> **GIVEN RECORDS**:
'''

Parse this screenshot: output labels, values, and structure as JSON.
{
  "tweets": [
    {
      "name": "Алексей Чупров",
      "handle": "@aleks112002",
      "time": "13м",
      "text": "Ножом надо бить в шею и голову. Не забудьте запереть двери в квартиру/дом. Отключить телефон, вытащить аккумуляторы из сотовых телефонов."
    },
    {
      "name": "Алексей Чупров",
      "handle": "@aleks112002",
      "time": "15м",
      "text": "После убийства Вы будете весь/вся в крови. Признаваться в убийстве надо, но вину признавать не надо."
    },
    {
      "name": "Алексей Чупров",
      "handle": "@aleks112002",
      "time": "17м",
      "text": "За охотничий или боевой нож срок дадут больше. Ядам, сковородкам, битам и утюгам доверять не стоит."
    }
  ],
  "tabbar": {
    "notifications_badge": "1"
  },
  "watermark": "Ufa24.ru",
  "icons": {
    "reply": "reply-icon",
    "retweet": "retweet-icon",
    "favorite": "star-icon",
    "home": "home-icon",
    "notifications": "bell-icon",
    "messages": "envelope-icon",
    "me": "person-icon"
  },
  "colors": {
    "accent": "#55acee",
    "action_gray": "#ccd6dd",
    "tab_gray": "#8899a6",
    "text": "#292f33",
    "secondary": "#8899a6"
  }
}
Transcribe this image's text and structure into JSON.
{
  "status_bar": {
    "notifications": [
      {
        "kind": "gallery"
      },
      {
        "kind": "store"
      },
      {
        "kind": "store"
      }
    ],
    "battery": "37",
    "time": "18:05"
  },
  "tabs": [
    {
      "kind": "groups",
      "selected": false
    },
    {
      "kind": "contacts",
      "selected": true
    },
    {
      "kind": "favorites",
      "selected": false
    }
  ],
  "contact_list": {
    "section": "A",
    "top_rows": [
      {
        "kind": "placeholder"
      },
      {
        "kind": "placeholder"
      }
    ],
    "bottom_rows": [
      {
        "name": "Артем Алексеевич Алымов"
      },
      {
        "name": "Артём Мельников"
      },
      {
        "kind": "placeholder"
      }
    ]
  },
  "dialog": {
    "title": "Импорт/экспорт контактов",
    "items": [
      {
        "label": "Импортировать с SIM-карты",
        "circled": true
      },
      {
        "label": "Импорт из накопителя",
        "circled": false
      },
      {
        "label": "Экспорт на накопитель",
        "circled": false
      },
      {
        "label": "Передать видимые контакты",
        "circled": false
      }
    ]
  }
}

'''

> **GOAL OF THE EXERCISE**: What is the number of lines above that contain the string "structure"? Answer with the number alone.

> **REPLY**: 2